::: PROVIDED RECORDS :::

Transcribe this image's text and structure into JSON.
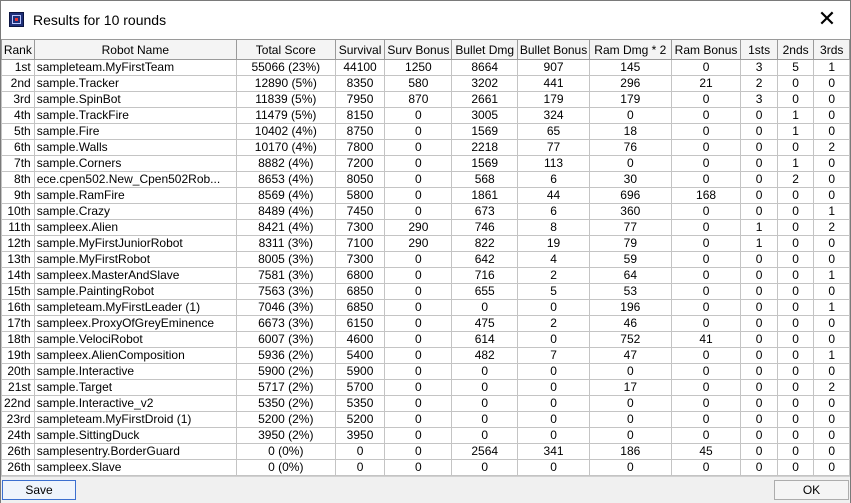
{
  "window": {
    "title": "Results for 10 rounds",
    "close_symbol": "✕"
  },
  "table": {
    "columns": [
      "Rank",
      "Robot Name",
      "Total Score",
      "Survival",
      "Surv Bonus",
      "Bullet Dmg",
      "Bullet Bonus",
      "Ram Dmg * 2",
      "Ram Bonus",
      "1sts",
      "2nds",
      "3rds"
    ],
    "rows": [
      [
        "1st",
        "sampleteam.MyFirstTeam",
        "55066 (23%)",
        "44100",
        "1250",
        "8664",
        "907",
        "145",
        "0",
        "3",
        "5",
        "1"
      ],
      [
        "2nd",
        "sample.Tracker",
        "12890 (5%)",
        "8350",
        "580",
        "3202",
        "441",
        "296",
        "21",
        "2",
        "0",
        "0"
      ],
      [
        "3rd",
        "sample.SpinBot",
        "11839 (5%)",
        "7950",
        "870",
        "2661",
        "179",
        "179",
        "0",
        "3",
        "0",
        "0"
      ],
      [
        "4th",
        "sample.TrackFire",
        "11479 (5%)",
        "8150",
        "0",
        "3005",
        "324",
        "0",
        "0",
        "0",
        "1",
        "0"
      ],
      [
        "5th",
        "sample.Fire",
        "10402 (4%)",
        "8750",
        "0",
        "1569",
        "65",
        "18",
        "0",
        "0",
        "1",
        "0"
      ],
      [
        "6th",
        "sample.Walls",
        "10170 (4%)",
        "7800",
        "0",
        "2218",
        "77",
        "76",
        "0",
        "0",
        "0",
        "2"
      ],
      [
        "7th",
        "sample.Corners",
        "8882 (4%)",
        "7200",
        "0",
        "1569",
        "113",
        "0",
        "0",
        "0",
        "1",
        "0"
      ],
      [
        "8th",
        "ece.cpen502.New_Cpen502Rob...",
        "8653 (4%)",
        "8050",
        "0",
        "568",
        "6",
        "30",
        "0",
        "0",
        "2",
        "0"
      ],
      [
        "9th",
        "sample.RamFire",
        "8569 (4%)",
        "5800",
        "0",
        "1861",
        "44",
        "696",
        "168",
        "0",
        "0",
        "0"
      ],
      [
        "10th",
        "sample.Crazy",
        "8489 (4%)",
        "7450",
        "0",
        "673",
        "6",
        "360",
        "0",
        "0",
        "0",
        "1"
      ],
      [
        "11th",
        "sampleex.Alien",
        "8421 (4%)",
        "7300",
        "290",
        "746",
        "8",
        "77",
        "0",
        "1",
        "0",
        "2"
      ],
      [
        "12th",
        "sample.MyFirstJuniorRobot",
        "8311 (3%)",
        "7100",
        "290",
        "822",
        "19",
        "79",
        "0",
        "1",
        "0",
        "0"
      ],
      [
        "13th",
        "sample.MyFirstRobot",
        "8005 (3%)",
        "7300",
        "0",
        "642",
        "4",
        "59",
        "0",
        "0",
        "0",
        "0"
      ],
      [
        "14th",
        "sampleex.MasterAndSlave",
        "7581 (3%)",
        "6800",
        "0",
        "716",
        "2",
        "64",
        "0",
        "0",
        "0",
        "1"
      ],
      [
        "15th",
        "sample.PaintingRobot",
        "7563 (3%)",
        "6850",
        "0",
        "655",
        "5",
        "53",
        "0",
        "0",
        "0",
        "0"
      ],
      [
        "16th",
        "sampleteam.MyFirstLeader (1)",
        "7046 (3%)",
        "6850",
        "0",
        "0",
        "0",
        "196",
        "0",
        "0",
        "0",
        "1"
      ],
      [
        "17th",
        "sampleex.ProxyOfGreyEminence",
        "6673 (3%)",
        "6150",
        "0",
        "475",
        "2",
        "46",
        "0",
        "0",
        "0",
        "0"
      ],
      [
        "18th",
        "sample.VelociRobot",
        "6007 (3%)",
        "4600",
        "0",
        "614",
        "0",
        "752",
        "41",
        "0",
        "0",
        "0"
      ],
      [
        "19th",
        "sampleex.AlienComposition",
        "5936 (2%)",
        "5400",
        "0",
        "482",
        "7",
        "47",
        "0",
        "0",
        "0",
        "1"
      ],
      [
        "20th",
        "sample.Interactive",
        "5900 (2%)",
        "5900",
        "0",
        "0",
        "0",
        "0",
        "0",
        "0",
        "0",
        "0"
      ],
      [
        "21st",
        "sample.Target",
        "5717 (2%)",
        "5700",
        "0",
        "0",
        "0",
        "17",
        "0",
        "0",
        "0",
        "2"
      ],
      [
        "22nd",
        "sample.Interactive_v2",
        "5350 (2%)",
        "5350",
        "0",
        "0",
        "0",
        "0",
        "0",
        "0",
        "0",
        "0"
      ],
      [
        "23rd",
        "sampleteam.MyFirstDroid (1)",
        "5200 (2%)",
        "5200",
        "0",
        "0",
        "0",
        "0",
        "0",
        "0",
        "0",
        "0"
      ],
      [
        "24th",
        "sample.SittingDuck",
        "3950 (2%)",
        "3950",
        "0",
        "0",
        "0",
        "0",
        "0",
        "0",
        "0",
        "0"
      ],
      [
        "26th",
        "samplesentry.BorderGuard",
        "0 (0%)",
        "0",
        "0",
        "2564",
        "341",
        "186",
        "45",
        "0",
        "0",
        "0"
      ],
      [
        "26th",
        "sampleex.Slave",
        "0 (0%)",
        "0",
        "0",
        "0",
        "0",
        "0",
        "0",
        "0",
        "0",
        "0"
      ]
    ]
  },
  "buttons": {
    "save": "Save",
    "ok": "OK"
  }
}
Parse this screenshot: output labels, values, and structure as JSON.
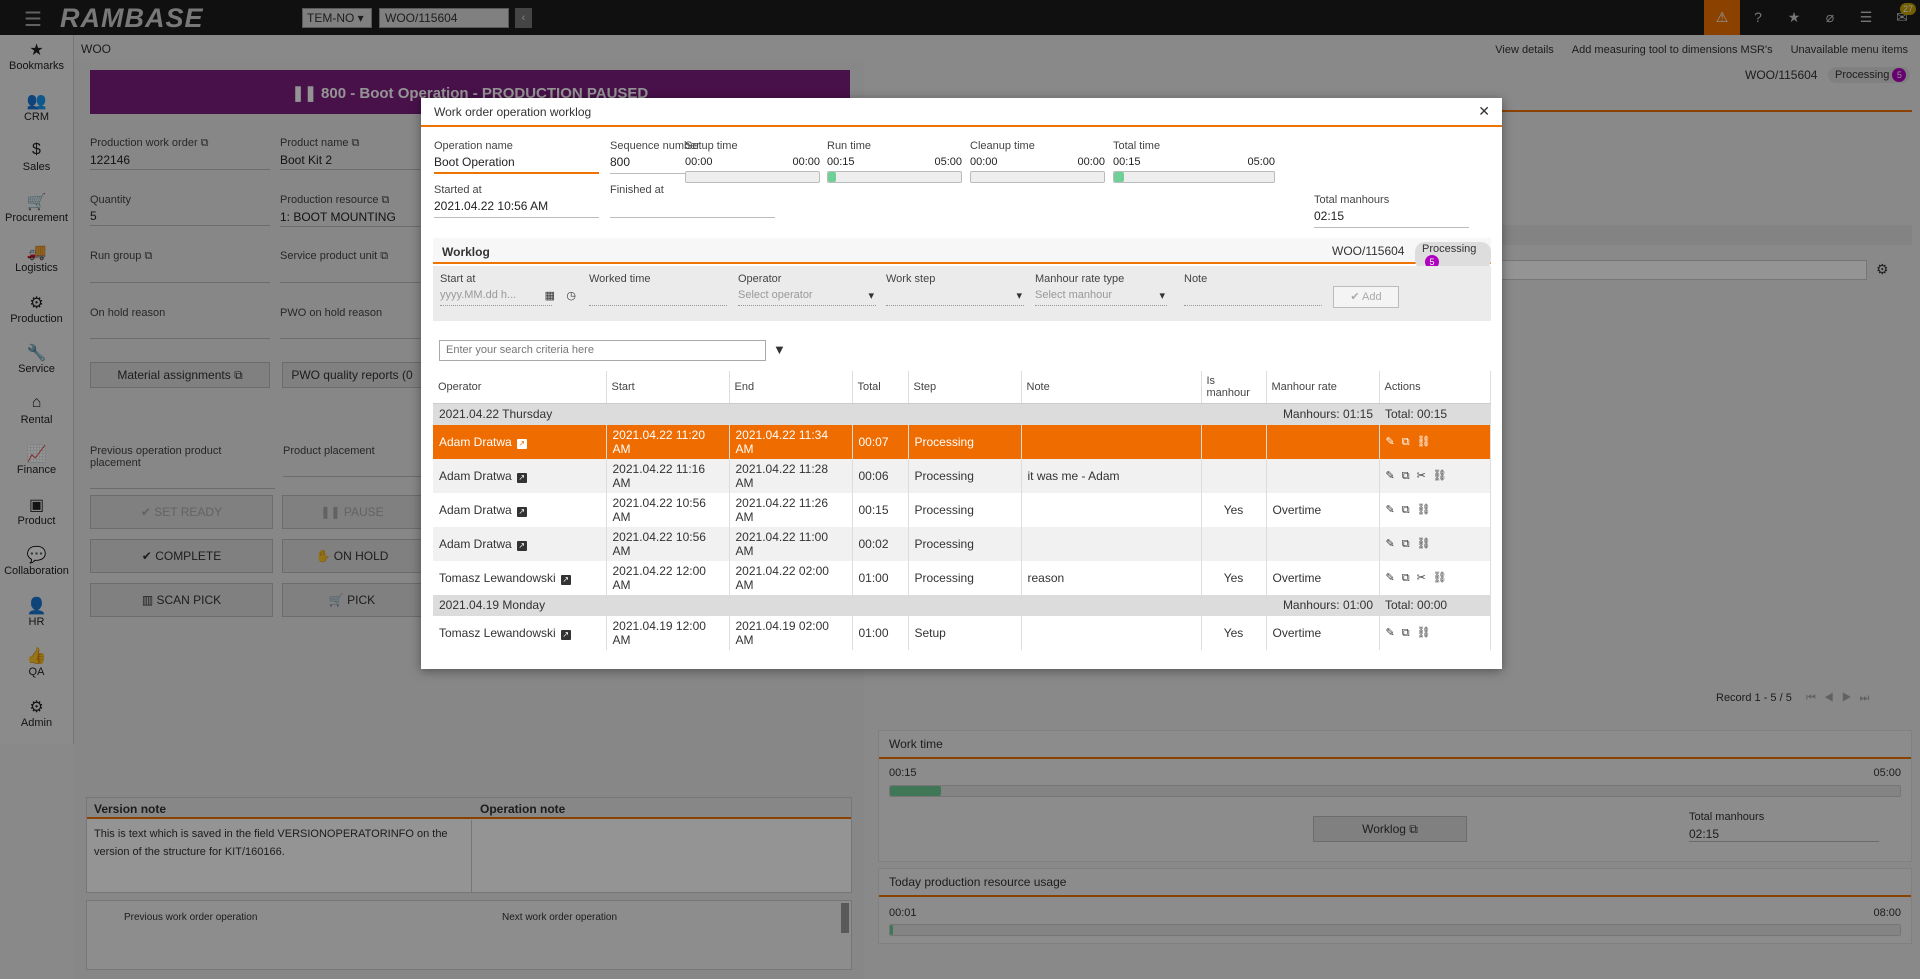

:::

- [STATED TASK] Tell how many lines of the data include the word "structure", and nothing else.

- [COMPLETE ANSWER] 2